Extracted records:
----

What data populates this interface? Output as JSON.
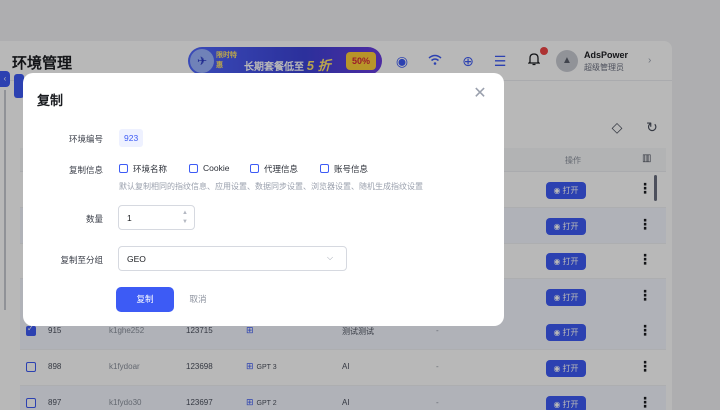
{
  "app": {
    "title": "环境管理",
    "collapse_icon": "chevron-left-icon",
    "promo": {
      "tag": "限时特惠",
      "text": "长期套餐低至",
      "highlight": "5 折",
      "badge": "50%"
    },
    "user": {
      "name": "AdsPower",
      "role": "超级管理员"
    }
  },
  "table": {
    "op_header": "操作",
    "open_label": "打开",
    "rows": [
      {
        "id": "",
        "serial": "",
        "account": "",
        "os": "",
        "os_label": "",
        "platform": "",
        "note": "",
        "checked": false
      },
      {
        "id": "",
        "serial": "",
        "account": "",
        "os": "",
        "os_label": "",
        "platform": "",
        "note": "",
        "checked": false
      },
      {
        "id": "",
        "serial": "",
        "account": "",
        "os": "",
        "os_label": "",
        "platform": "",
        "note": "",
        "checked": false
      },
      {
        "id": "",
        "serial": "",
        "account": "",
        "os": "",
        "os_label": "",
        "platform": "",
        "note": "",
        "checked": false
      },
      {
        "id": "915",
        "serial": "k1ghe252",
        "account": "123715",
        "os": "win",
        "os_label": "",
        "platform": "测试测试",
        "note": "-",
        "checked": true
      },
      {
        "id": "898",
        "serial": "k1fydoar",
        "account": "123698",
        "os": "win",
        "os_label": "GPT 3",
        "platform": "AI",
        "note": "-",
        "checked": false
      },
      {
        "id": "897",
        "serial": "k1fydo30",
        "account": "123697",
        "os": "win",
        "os_label": "GPT 2",
        "platform": "AI",
        "note": "-",
        "checked": false
      }
    ]
  },
  "modal": {
    "title": "复制",
    "env_no_label": "环境编号",
    "env_no": "923",
    "copy_info_label": "复制信息",
    "options": [
      "环境名称",
      "Cookie",
      "代理信息",
      "账号信息"
    ],
    "hint": "默认复制相同的指纹信息、应用设置、数据同步设置、浏览器设置、随机生成指纹设置",
    "quantity_label": "数量",
    "quantity": "1",
    "group_label": "复制至分组",
    "group_value": "GEO",
    "confirm": "复制",
    "cancel": "取消"
  },
  "colors": {
    "accent": "#3d5bf5",
    "danger": "#f04646"
  }
}
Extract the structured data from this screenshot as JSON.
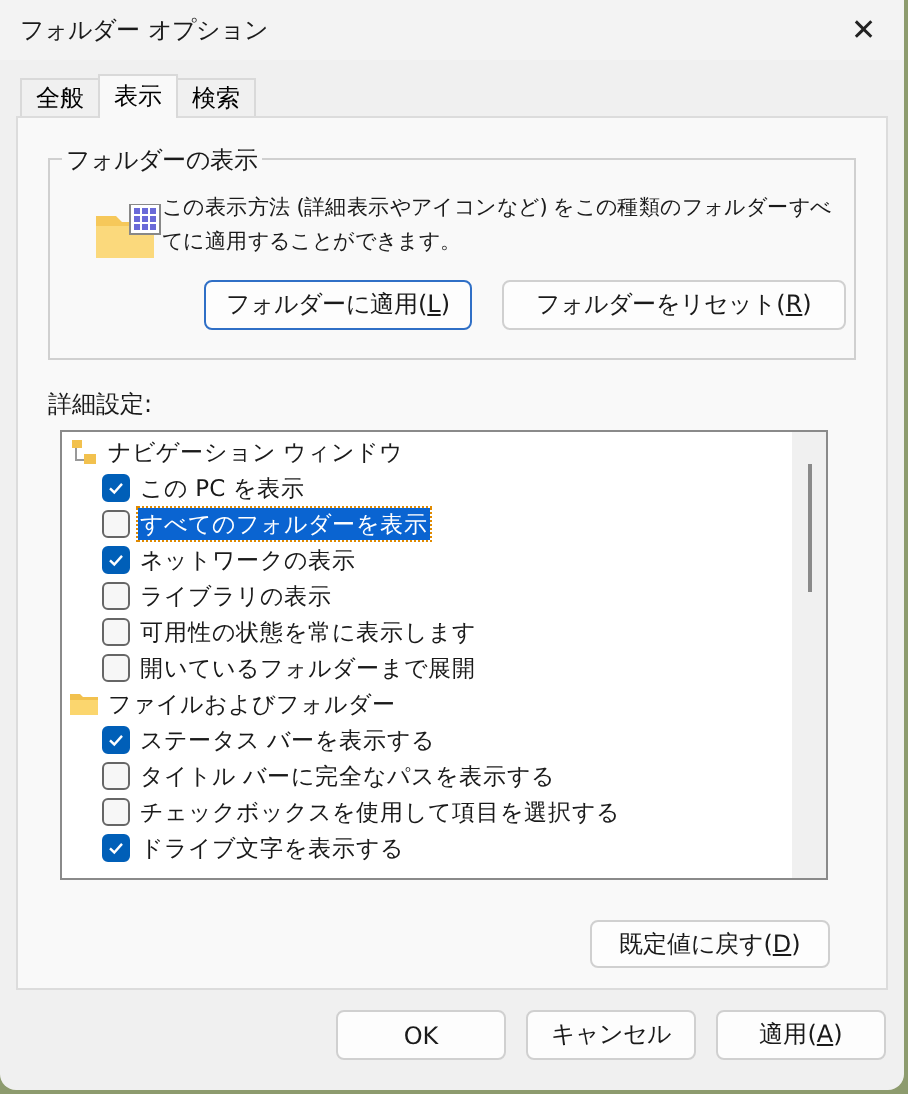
{
  "window": {
    "title": "フォルダー オプション",
    "close": "✕"
  },
  "tabs": [
    {
      "label": "全般",
      "selected": false
    },
    {
      "label": "表示",
      "selected": true
    },
    {
      "label": "検索",
      "selected": false
    }
  ],
  "folder_view": {
    "title": "フォルダーの表示",
    "description": "この表示方法 (詳細表示やアイコンなど) をこの種類のフォルダーすべてに適用することができます。",
    "buttons": [
      {
        "label": "フォルダーに適用(**L**)",
        "default": true
      },
      {
        "label": "フォルダーをリセット(**R**)",
        "default": false
      }
    ]
  },
  "advanced": {
    "label": "詳細設定:",
    "items": [
      {
        "kind": "tree",
        "label": "ナビゲーション ウィンドウ",
        "children": [
          {
            "kind": "checkbox",
            "label": "この PC を表示",
            "checked": true,
            "selected": false
          },
          {
            "kind": "checkbox",
            "label": "すべてのフォルダーを表示",
            "checked": false,
            "selected": true
          },
          {
            "kind": "checkbox",
            "label": "ネットワークの表示",
            "checked": true,
            "selected": false
          },
          {
            "kind": "checkbox",
            "label": "ライブラリの表示",
            "checked": false,
            "selected": false
          },
          {
            "kind": "checkbox",
            "label": "可用性の状態を常に表示します",
            "checked": false,
            "selected": false
          },
          {
            "kind": "checkbox",
            "label": "開いているフォルダーまで展開",
            "checked": false,
            "selected": false
          }
        ]
      },
      {
        "kind": "folder",
        "label": "ファイルおよびフォルダー",
        "children": [
          {
            "kind": "checkbox",
            "label": "ステータス バーを表示する",
            "checked": true,
            "selected": false
          },
          {
            "kind": "checkbox",
            "label": "タイトル バーに完全なパスを表示する",
            "checked": false,
            "selected": false
          },
          {
            "kind": "checkbox",
            "label": "チェックボックスを使用して項目を選択する",
            "checked": false,
            "selected": false
          },
          {
            "kind": "checkbox",
            "label": "ドライブ文字を表示する",
            "checked": true,
            "selected": false
          }
        ]
      }
    ],
    "restore": "既定値に戻す(**D**)"
  },
  "buttons": [
    {
      "label": "OK"
    },
    {
      "label": "キャンセル"
    },
    {
      "label": "適用(**A**)"
    }
  ]
}
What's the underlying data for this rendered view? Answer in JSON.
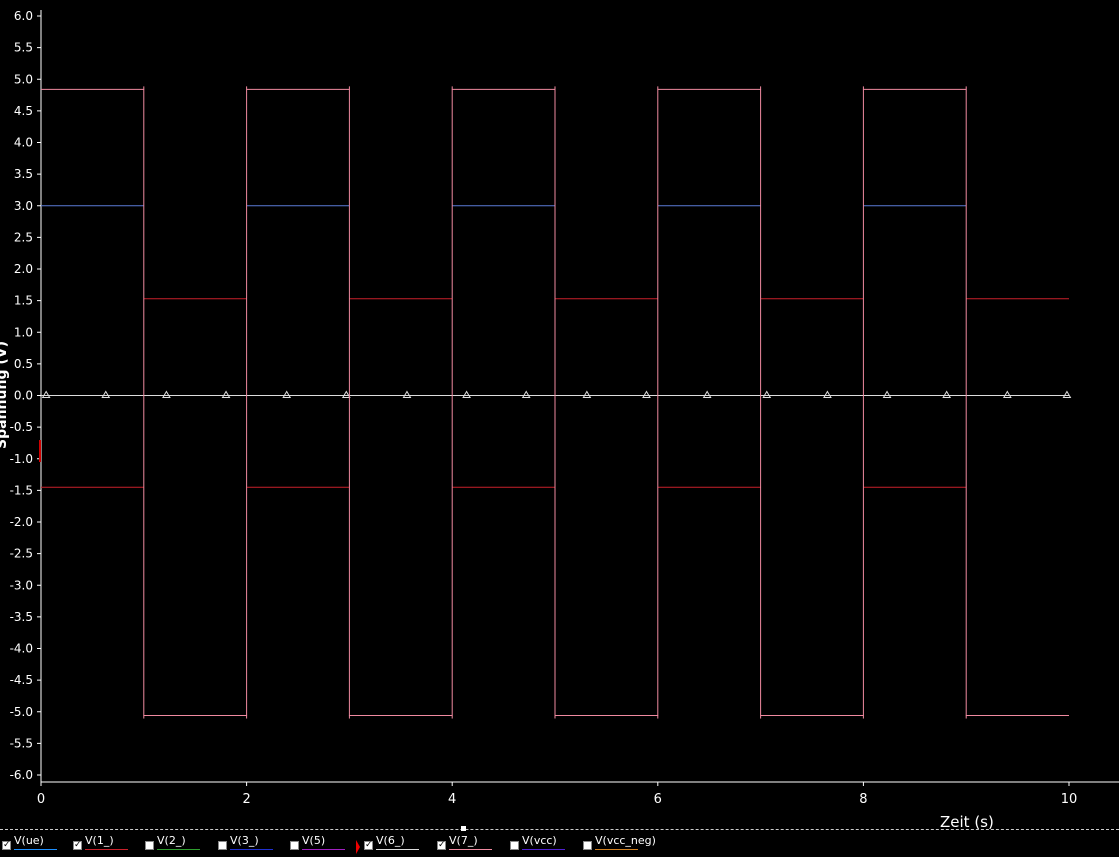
{
  "chart_data": {
    "type": "line",
    "title": "",
    "xlabel": "Zeit (s)",
    "ylabel": "Spannung (V)",
    "xlim": [
      0,
      10
    ],
    "ylim": [
      -6.0,
      6.0
    ],
    "x_ticks": [
      "0",
      "2",
      "4",
      "6",
      "8",
      "10"
    ],
    "y_ticks": [
      "6.0",
      "5.5",
      "5.0",
      "4.5",
      "4.0",
      "3.5",
      "3.0",
      "2.5",
      "2.0",
      "1.5",
      "1.0",
      "0.5",
      "0.0",
      "-0.5",
      "-1.0",
      "-1.5",
      "-2.0",
      "-2.5",
      "-3.0",
      "-3.5",
      "-4.0",
      "-4.5",
      "-5.0",
      "-5.5",
      "-6.0"
    ],
    "grid": false,
    "series": [
      {
        "name": "V(ue)",
        "color": "#5b7bd5",
        "segments": [
          [
            [
              0,
              3.0
            ],
            [
              1,
              3.0
            ]
          ],
          [
            [
              2,
              3.0
            ],
            [
              3,
              3.0
            ]
          ],
          [
            [
              4,
              3.0
            ],
            [
              5,
              3.0
            ]
          ],
          [
            [
              6,
              3.0
            ],
            [
              7,
              3.0
            ]
          ],
          [
            [
              8,
              3.0
            ],
            [
              9,
              3.0
            ]
          ]
        ]
      },
      {
        "name": "V(1_)",
        "color": "#c8202a",
        "segments": [
          [
            [
              0,
              -1.45
            ],
            [
              1,
              -1.45
            ]
          ],
          [
            [
              1,
              1.53
            ],
            [
              2,
              1.53
            ]
          ],
          [
            [
              2,
              -1.45
            ],
            [
              3,
              -1.45
            ]
          ],
          [
            [
              3,
              1.53
            ],
            [
              4,
              1.53
            ]
          ],
          [
            [
              4,
              -1.45
            ],
            [
              5,
              -1.45
            ]
          ],
          [
            [
              5,
              1.53
            ],
            [
              6,
              1.53
            ]
          ],
          [
            [
              6,
              -1.45
            ],
            [
              7,
              -1.45
            ]
          ],
          [
            [
              7,
              1.53
            ],
            [
              8,
              1.53
            ]
          ],
          [
            [
              8,
              -1.45
            ],
            [
              9,
              -1.45
            ]
          ],
          [
            [
              9,
              1.53
            ],
            [
              10,
              1.53
            ]
          ]
        ]
      },
      {
        "name": "V(6_)",
        "color": "#dddddd",
        "marker": "triangle",
        "points": [
          [
            0,
            0
          ],
          [
            10,
            0
          ]
        ],
        "marker_x": [
          0.05,
          0.63,
          1.22,
          1.8,
          2.39,
          2.97,
          3.56,
          4.14,
          4.72,
          5.31,
          5.89,
          6.48,
          7.06,
          7.65,
          8.23,
          8.81,
          9.4,
          9.98
        ]
      },
      {
        "name": "V(7_)",
        "color": "#f08aa0",
        "points": [
          [
            0,
            4.84
          ],
          [
            1.0,
            4.84
          ],
          [
            1.0,
            -5.06
          ],
          [
            2.0,
            -5.06
          ],
          [
            2.0,
            4.84
          ],
          [
            3.0,
            4.84
          ],
          [
            3.0,
            -5.06
          ],
          [
            4.0,
            -5.06
          ],
          [
            4.0,
            4.84
          ],
          [
            5.0,
            4.84
          ],
          [
            5.0,
            -5.06
          ],
          [
            6.0,
            -5.06
          ],
          [
            6.0,
            4.84
          ],
          [
            7.0,
            4.84
          ],
          [
            7.0,
            -5.06
          ],
          [
            8.0,
            -5.06
          ],
          [
            8.0,
            4.84
          ],
          [
            9.0,
            4.84
          ],
          [
            9.0,
            -5.06
          ],
          [
            10.0,
            -5.06
          ]
        ]
      }
    ]
  },
  "legend": [
    {
      "label": "V(ue)",
      "checked": true,
      "color": "#1e90ff"
    },
    {
      "label": "V(1_)",
      "checked": true,
      "color": "#c8202a"
    },
    {
      "label": "V(2_)",
      "checked": false,
      "color": "#2e9e2e"
    },
    {
      "label": "V(3_)",
      "checked": false,
      "color": "#2030d0"
    },
    {
      "label": "V(5)",
      "checked": false,
      "color": "#a020c0"
    },
    {
      "label": "V(6_)",
      "checked": true,
      "color": "#dddddd"
    },
    {
      "label": "V(7_)",
      "checked": true,
      "color": "#f08aa0"
    },
    {
      "label": "V(vcc)",
      "checked": false,
      "color": "#5020d0"
    },
    {
      "label": "V(vcc_neg)",
      "checked": false,
      "color": "#d08020"
    }
  ]
}
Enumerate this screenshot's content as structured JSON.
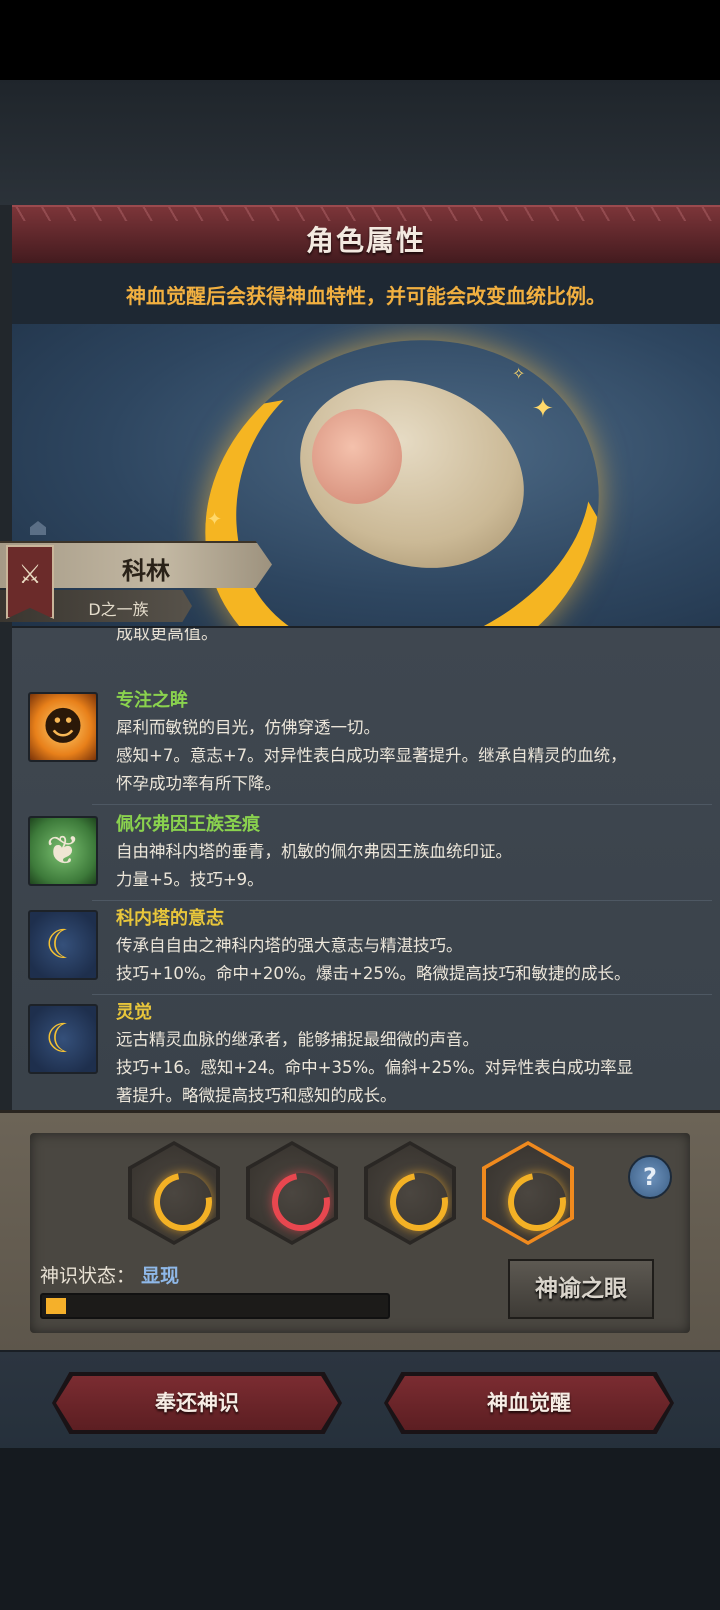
{
  "header": {
    "title": "角色属性"
  },
  "notice": {
    "text": "神血觉醒后会获得神血特性，并可能会改变血统比例。"
  },
  "character": {
    "name": "科林",
    "clan": "D之一族"
  },
  "traits": {
    "truncated_tail": "成取更高值。",
    "items": [
      {
        "name": "专注之眸",
        "icon": "smiling-sun-icon",
        "desc1": "犀利而敏锐的目光，仿佛穿透一切。",
        "desc2": "感知+7。意志+7。对异性表白成功率显著提升。继承自精灵的血统，",
        "desc3": "怀孕成功率有所下降。"
      },
      {
        "name": "佩尔弗因王族圣痕",
        "icon": "feather-icon",
        "desc1": "自由神科内塔的垂青，机敏的佩尔弗因王族血统印证。",
        "desc2": "力量+5。技巧+9。"
      },
      {
        "name": "科内塔的意志",
        "icon": "crescent-moon-icon",
        "desc1": "传承自自由之神科内塔的强大意志与精湛技巧。",
        "desc2": "技巧+10%。命中+20%。爆击+25%。略微提高技巧和敏捷的成长。"
      },
      {
        "name": "灵觉",
        "icon": "crescent-moon-icon",
        "desc1": "远古精灵血脉的继承者，能够捕捉最细微的声音。",
        "desc2": "技巧+16。感知+24。命中+35%。偏斜+25%。对异性表白成功率显",
        "desc3": "著提升。略微提高技巧和感知的成长。"
      }
    ]
  },
  "divine": {
    "status_label": "神识状态：",
    "status_value": "显现",
    "progress_fraction": 0.06,
    "oracle_button": "神谕之眼",
    "help_symbol": "?",
    "sockets": [
      {
        "icon": "gold-ring-icon",
        "color": "#f3b125",
        "selected": false
      },
      {
        "icon": "red-ring-icon",
        "color": "#e8474f",
        "selected": false
      },
      {
        "icon": "gold-ring-icon",
        "color": "#f3b125",
        "selected": false
      },
      {
        "icon": "gold-ring-icon",
        "color": "#f3b125",
        "selected": true
      }
    ]
  },
  "actions": {
    "return_label": "奉还神识",
    "awaken_label": "神血觉醒"
  },
  "colors": {
    "accent_orange": "#f2b040",
    "trait_green": "#8ad24e",
    "trait_yellow": "#e8c63b",
    "button_red": "#7b2c31"
  }
}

----

- [REQUEST] Copy out each line in the listing that has the word "screenshot".

- [ANSWER TO THIS TASK]
Extract the structured data from this screenshot as JSON.
Enumerate this screenshot's content as structured JSON.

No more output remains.